# START OF Entries shown

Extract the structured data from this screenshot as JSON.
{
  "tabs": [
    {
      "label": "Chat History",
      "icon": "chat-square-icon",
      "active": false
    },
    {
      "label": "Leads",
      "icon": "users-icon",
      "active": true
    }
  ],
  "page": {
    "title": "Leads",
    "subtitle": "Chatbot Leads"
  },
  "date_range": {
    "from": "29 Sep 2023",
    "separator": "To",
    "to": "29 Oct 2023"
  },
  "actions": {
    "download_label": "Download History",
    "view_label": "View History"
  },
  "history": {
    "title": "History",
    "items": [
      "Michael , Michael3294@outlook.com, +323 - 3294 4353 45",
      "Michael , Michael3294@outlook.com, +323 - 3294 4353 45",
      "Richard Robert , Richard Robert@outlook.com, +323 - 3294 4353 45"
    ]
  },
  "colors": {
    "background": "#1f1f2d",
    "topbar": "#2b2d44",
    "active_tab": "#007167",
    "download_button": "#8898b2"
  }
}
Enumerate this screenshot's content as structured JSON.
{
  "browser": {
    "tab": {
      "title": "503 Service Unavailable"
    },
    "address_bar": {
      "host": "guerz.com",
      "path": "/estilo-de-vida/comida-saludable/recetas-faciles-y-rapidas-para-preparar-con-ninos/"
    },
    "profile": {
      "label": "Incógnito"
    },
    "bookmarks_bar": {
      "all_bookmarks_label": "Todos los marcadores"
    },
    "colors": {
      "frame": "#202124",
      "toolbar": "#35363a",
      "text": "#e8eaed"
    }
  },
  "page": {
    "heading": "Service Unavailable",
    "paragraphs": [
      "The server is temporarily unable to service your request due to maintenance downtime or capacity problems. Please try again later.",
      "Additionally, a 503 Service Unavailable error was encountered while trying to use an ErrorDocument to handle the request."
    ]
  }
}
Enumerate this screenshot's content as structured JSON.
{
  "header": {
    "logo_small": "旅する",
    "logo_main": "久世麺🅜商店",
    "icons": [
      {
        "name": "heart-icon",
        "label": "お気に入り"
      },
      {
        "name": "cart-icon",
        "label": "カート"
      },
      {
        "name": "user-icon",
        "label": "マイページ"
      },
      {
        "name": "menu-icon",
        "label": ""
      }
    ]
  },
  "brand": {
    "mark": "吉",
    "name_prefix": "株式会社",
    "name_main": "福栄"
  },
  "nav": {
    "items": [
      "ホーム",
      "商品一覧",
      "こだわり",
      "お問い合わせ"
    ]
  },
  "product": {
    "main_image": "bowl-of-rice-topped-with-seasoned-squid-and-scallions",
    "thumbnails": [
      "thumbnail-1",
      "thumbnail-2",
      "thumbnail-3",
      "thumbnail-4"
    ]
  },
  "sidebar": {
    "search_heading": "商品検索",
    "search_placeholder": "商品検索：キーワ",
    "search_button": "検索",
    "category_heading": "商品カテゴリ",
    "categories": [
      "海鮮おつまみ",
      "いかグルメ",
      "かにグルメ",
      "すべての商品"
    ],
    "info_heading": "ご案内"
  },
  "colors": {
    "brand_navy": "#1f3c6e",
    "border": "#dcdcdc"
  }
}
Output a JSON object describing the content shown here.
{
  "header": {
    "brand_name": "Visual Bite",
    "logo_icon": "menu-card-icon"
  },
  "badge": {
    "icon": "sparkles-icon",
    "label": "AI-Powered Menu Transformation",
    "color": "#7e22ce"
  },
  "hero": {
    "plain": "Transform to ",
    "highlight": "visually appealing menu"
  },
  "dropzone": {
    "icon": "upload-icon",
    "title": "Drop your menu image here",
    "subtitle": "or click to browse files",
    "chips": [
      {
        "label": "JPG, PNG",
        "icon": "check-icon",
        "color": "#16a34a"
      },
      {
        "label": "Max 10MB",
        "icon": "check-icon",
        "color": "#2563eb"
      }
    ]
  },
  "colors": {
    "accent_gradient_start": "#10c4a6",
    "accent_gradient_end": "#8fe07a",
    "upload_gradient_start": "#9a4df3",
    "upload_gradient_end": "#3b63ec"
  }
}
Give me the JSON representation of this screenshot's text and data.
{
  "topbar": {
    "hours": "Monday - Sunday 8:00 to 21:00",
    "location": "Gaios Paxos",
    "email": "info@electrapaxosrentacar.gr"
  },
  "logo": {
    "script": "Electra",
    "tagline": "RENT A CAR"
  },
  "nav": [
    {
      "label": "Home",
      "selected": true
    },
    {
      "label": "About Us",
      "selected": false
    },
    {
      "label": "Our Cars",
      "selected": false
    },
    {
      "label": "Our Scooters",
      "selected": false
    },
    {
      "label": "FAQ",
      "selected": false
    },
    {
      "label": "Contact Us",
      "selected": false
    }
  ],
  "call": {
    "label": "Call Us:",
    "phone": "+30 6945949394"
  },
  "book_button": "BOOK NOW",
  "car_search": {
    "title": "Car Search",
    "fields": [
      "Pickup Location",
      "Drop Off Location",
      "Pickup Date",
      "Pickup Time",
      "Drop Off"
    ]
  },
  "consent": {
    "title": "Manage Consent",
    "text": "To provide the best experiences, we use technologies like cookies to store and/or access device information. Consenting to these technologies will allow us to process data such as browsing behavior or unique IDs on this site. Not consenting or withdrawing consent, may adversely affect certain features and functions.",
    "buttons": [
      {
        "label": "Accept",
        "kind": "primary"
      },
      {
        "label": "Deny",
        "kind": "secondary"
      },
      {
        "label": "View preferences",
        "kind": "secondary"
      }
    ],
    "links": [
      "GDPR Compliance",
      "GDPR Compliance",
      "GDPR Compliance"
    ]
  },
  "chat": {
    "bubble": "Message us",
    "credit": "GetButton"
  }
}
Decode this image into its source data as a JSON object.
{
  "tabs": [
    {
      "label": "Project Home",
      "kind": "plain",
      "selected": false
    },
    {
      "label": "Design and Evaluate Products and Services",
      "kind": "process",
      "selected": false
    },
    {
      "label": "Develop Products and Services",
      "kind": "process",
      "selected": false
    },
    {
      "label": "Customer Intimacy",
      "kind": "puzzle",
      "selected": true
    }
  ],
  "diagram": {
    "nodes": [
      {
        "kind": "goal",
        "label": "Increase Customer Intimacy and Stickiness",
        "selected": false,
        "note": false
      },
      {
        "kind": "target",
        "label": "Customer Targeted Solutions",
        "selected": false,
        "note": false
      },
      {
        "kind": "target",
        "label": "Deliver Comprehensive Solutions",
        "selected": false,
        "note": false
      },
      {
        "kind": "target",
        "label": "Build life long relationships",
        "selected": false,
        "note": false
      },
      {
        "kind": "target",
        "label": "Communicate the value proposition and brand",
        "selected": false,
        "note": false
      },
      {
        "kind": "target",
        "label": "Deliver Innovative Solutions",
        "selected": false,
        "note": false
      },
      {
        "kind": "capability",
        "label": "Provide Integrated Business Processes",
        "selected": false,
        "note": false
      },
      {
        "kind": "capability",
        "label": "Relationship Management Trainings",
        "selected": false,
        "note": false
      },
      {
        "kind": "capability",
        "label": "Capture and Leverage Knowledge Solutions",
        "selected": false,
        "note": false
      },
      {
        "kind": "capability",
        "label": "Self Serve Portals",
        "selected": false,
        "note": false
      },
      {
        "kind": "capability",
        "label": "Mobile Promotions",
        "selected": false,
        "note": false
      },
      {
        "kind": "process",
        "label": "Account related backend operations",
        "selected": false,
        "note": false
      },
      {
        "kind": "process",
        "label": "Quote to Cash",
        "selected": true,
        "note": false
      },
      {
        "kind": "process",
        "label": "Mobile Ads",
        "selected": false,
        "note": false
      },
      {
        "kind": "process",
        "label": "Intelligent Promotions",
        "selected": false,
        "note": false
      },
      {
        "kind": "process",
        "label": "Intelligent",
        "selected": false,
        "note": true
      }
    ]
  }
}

# END OF Entries shown

#### [Request]
Print again each line of the listing above, exactly as it appears.

#### [Solution to this problem]
Extract the structured data from this screenshot as JSON.
{
  "tabs": [
    {
      "label": "Chat History",
      "icon": "chat-square-icon",
      "active": false
    },
    {
      "label": "Leads",
      "icon": "users-icon",
      "active": true
    }
  ],
  "page": {
    "title": "Leads",
    "subtitle": "Chatbot Leads"
  },
  "date_range": {
    "from": "29 Sep 2023",
    "separator": "To",
    "to": "29 Oct 2023"
  },
  "actions": {
    "download_label": "Download History",
    "view_label": "View History"
  },
  "history": {
    "title": "History",
    "items": [
      "Michael , Michael3294@outlook.com, +323 - 3294 4353 45",
      "Michael , Michael3294@outlook.com, +323 - 3294 4353 45",
      "Richard Robert , Richard Robert@outlook.com, +323 - 3294 4353 45"
    ]
  },
  "colors": {
    "background": "#1f1f2d",
    "topbar": "#2b2d44",
    "active_tab": "#007167",
    "download_button": "#8898b2"
  }
}
Enumerate this screenshot's content as structured JSON.
{
  "browser": {
    "tab": {
      "title": "503 Service Unavailable"
    },
    "address_bar": {
      "host": "guerz.com",
      "path": "/estilo-de-vida/comida-saludable/recetas-faciles-y-rapidas-para-preparar-con-ninos/"
    },
    "profile": {
      "label": "Incógnito"
    },
    "bookmarks_bar": {
      "all_bookmarks_label": "Todos los marcadores"
    },
    "colors": {
      "frame": "#202124",
      "toolbar": "#35363a",
      "text": "#e8eaed"
    }
  },
  "page": {
    "heading": "Service Unavailable",
    "paragraphs": [
      "The server is temporarily unable to service your request due to maintenance downtime or capacity problems. Please try again later.",
      "Additionally, a 503 Service Unavailable error was encountered while trying to use an ErrorDocument to handle the request."
    ]
  }
}
Enumerate this screenshot's content as structured JSON.
{
  "header": {
    "logo_small": "旅する",
    "logo_main": "久世麺🅜商店",
    "icons": [
      {
        "name": "heart-icon",
        "label": "お気に入り"
      },
      {
        "name": "cart-icon",
        "label": "カート"
      },
      {
        "name": "user-icon",
        "label": "マイページ"
      },
      {
        "name": "menu-icon",
        "label": ""
      }
    ]
  },
  "brand": {
    "mark": "吉",
    "name_prefix": "株式会社",
    "name_main": "福栄"
  },
  "nav": {
    "items": [
      "ホーム",
      "商品一覧",
      "こだわり",
      "お問い合わせ"
    ]
  },
  "product": {
    "main_image": "bowl-of-rice-topped-with-seasoned-squid-and-scallions",
    "thumbnails": [
      "thumbnail-1",
      "thumbnail-2",
      "thumbnail-3",
      "thumbnail-4"
    ]
  },
  "sidebar": {
    "search_heading": "商品検索",
    "search_placeholder": "商品検索：キーワ",
    "search_button": "検索",
    "category_heading": "商品カテゴリ",
    "categories": [
      "海鮮おつまみ",
      "いかグルメ",
      "かにグルメ",
      "すべての商品"
    ],
    "info_heading": "ご案内"
  },
  "colors": {
    "brand_navy": "#1f3c6e",
    "border": "#dcdcdc"
  }
}
Output a JSON object describing the content shown here.
{
  "header": {
    "brand_name": "Visual Bite",
    "logo_icon": "menu-card-icon"
  },
  "badge": {
    "icon": "sparkles-icon",
    "label": "AI-Powered Menu Transformation",
    "color": "#7e22ce"
  },
  "hero": {
    "plain": "Transform to ",
    "highlight": "visually appealing menu"
  },
  "dropzone": {
    "icon": "upload-icon",
    "title": "Drop your menu image here",
    "subtitle": "or click to browse files",
    "chips": [
      {
        "label": "JPG, PNG",
        "icon": "check-icon",
        "color": "#16a34a"
      },
      {
        "label": "Max 10MB",
        "icon": "check-icon",
        "color": "#2563eb"
      }
    ]
  },
  "colors": {
    "accent_gradient_start": "#10c4a6",
    "accent_gradient_end": "#8fe07a",
    "upload_gradient_start": "#9a4df3",
    "upload_gradient_end": "#3b63ec"
  }
}
Give me the JSON representation of this screenshot's text and data.
{
  "topbar": {
    "hours": "Monday - Sunday 8:00 to 21:00",
    "location": "Gaios Paxos",
    "email": "info@electrapaxosrentacar.gr"
  },
  "logo": {
    "script": "Electra",
    "tagline": "RENT A CAR"
  },
  "nav": [
    {
      "label": "Home",
      "selected": true
    },
    {
      "label": "About Us",
      "selected": false
    },
    {
      "label": "Our Cars",
      "selected": false
    },
    {
      "label": "Our Scooters",
      "selected": false
    },
    {
      "label": "FAQ",
      "selected": false
    },
    {
      "label": "Contact Us",
      "selected": false
    }
  ],
  "call": {
    "label": "Call Us:",
    "phone": "+30 6945949394"
  },
  "book_button": "BOOK NOW",
  "car_search": {
    "title": "Car Search",
    "fields": [
      "Pickup Location",
      "Drop Off Location",
      "Pickup Date",
      "Pickup Time",
      "Drop Off"
    ]
  },
  "consent": {
    "title": "Manage Consent",
    "text": "To provide the best experiences, we use technologies like cookies to store and/or access device information. Consenting to these technologies will allow us to process data such as browsing behavior or unique IDs on this site. Not consenting or withdrawing consent, may adversely affect certain features and functions.",
    "buttons": [
      {
        "label": "Accept",
        "kind": "primary"
      },
      {
        "label": "Deny",
        "kind": "secondary"
      },
      {
        "label": "View preferences",
        "kind": "secondary"
      }
    ],
    "links": [
      "GDPR Compliance",
      "GDPR Compliance",
      "GDPR Compliance"
    ]
  },
  "chat": {
    "bubble": "Message us",
    "credit": "GetButton"
  }
}
Decode this image into its source data as a JSON object.
{
  "tabs": [
    {
      "label": "Project Home",
      "kind": "plain",
      "selected": false
    },
    {
      "label": "Design and Evaluate Products and Services",
      "kind": "process",
      "selected": false
    },
    {
      "label": "Develop Products and Services",
      "kind": "process",
      "selected": false
    },
    {
      "label": "Customer Intimacy",
      "kind": "puzzle",
      "selected": true
    }
  ],
  "diagram": {
    "nodes": [
      {
        "kind": "goal",
        "label": "Increase Customer Intimacy and Stickiness",
        "selected": false,
        "note": false
      },
      {
        "kind": "target",
        "label": "Customer Targeted Solutions",
        "selected": false,
        "note": false
      },
      {
        "kind": "target",
        "label": "Deliver Comprehensive Solutions",
        "selected": false,
        "note": false
      },
      {
        "kind": "target",
        "label": "Build life long relationships",
        "selected": false,
        "note": false
      },
      {
        "kind": "target",
        "label": "Communicate the value proposition and brand",
        "selected": false,
        "note": false
      },
      {
        "kind": "target",
        "label": "Deliver Innovative Solutions",
        "selected": false,
        "note": false
      },
      {
        "kind": "capability",
        "label": "Provide Integrated Business Processes",
        "selected": false,
        "note": false
      },
      {
        "kind": "capability",
        "label": "Relationship Management Trainings",
        "selected": false,
        "note": false
      },
      {
        "kind": "capability",
        "label": "Capture and Leverage Knowledge Solutions",
        "selected": false,
        "note": false
      },
      {
        "kind": "capability",
        "label": "Self Serve Portals",
        "selected": false,
        "note": false
      },
      {
        "kind": "capability",
        "label": "Mobile Promotions",
        "selected": false,
        "note": false
      },
      {
        "kind": "process",
        "label": "Account related backend operations",
        "selected": false,
        "note": false
      },
      {
        "kind": "process",
        "label": "Quote to Cash",
        "selected": true,
        "note": false
      },
      {
        "kind": "process",
        "label": "Mobile Ads",
        "selected": false,
        "note": false
      },
      {
        "kind": "process",
        "label": "Intelligent Promotions",
        "selected": false,
        "note": false
      },
      {
        "kind": "process",
        "label": "Intelligent",
        "selected": false,
        "note": true
      }
    ]
  }
}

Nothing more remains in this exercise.